══ Supplied data
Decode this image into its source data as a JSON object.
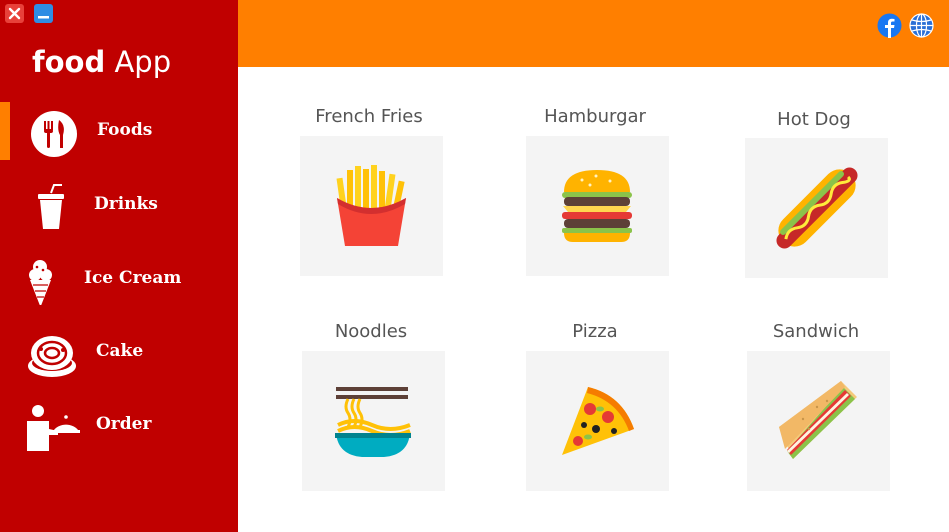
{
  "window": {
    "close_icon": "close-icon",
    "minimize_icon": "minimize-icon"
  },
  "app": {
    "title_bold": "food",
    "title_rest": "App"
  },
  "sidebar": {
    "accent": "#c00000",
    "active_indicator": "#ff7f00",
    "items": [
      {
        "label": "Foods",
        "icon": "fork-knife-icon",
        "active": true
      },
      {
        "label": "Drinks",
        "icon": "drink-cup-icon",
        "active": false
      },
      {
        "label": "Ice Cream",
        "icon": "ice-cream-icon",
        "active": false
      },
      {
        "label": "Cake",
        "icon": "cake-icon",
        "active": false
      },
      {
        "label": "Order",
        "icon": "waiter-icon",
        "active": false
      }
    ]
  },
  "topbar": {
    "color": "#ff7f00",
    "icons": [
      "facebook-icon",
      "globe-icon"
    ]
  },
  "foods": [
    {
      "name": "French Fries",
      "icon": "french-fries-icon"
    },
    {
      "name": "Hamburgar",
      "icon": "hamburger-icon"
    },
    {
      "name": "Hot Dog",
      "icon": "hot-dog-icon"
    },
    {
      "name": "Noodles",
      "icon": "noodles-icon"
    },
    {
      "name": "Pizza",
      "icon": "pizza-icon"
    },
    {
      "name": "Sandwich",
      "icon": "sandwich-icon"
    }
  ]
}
════
══ Supplied data
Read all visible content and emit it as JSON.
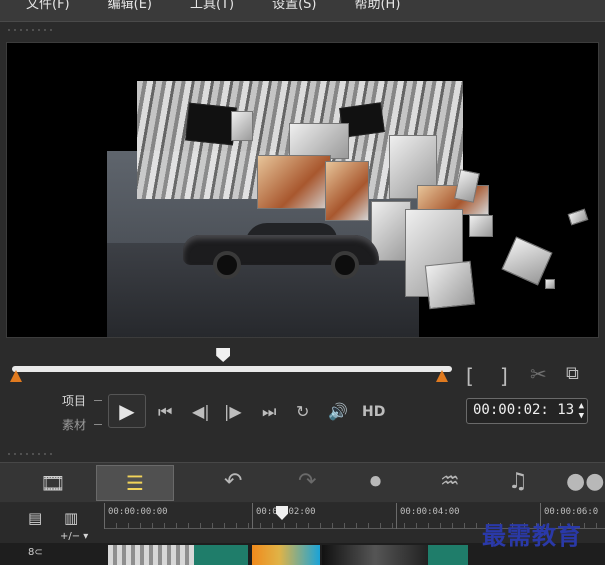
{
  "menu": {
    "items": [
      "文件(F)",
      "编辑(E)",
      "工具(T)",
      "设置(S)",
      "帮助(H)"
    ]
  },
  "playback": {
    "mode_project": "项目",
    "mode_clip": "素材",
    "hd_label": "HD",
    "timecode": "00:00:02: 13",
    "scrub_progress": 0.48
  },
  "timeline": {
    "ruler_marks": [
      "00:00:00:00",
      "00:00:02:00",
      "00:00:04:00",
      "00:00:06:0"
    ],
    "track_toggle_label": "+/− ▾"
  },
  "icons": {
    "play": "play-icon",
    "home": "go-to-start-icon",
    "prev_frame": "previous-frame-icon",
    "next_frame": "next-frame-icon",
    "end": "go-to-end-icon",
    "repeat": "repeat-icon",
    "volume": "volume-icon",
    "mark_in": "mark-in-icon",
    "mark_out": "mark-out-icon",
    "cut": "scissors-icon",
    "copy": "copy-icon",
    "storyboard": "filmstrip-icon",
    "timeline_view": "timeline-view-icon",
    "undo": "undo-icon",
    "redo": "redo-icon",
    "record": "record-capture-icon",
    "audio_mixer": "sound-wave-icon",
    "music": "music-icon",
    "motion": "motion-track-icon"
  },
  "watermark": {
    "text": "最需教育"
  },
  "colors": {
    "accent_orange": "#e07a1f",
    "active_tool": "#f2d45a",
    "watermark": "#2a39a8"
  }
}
════
#### Given problem
Collect each line above holding the string "JSON".

#### Correct answer
Decode this image into its source data as a JSON object.
Read all visible content and emit it as JSON.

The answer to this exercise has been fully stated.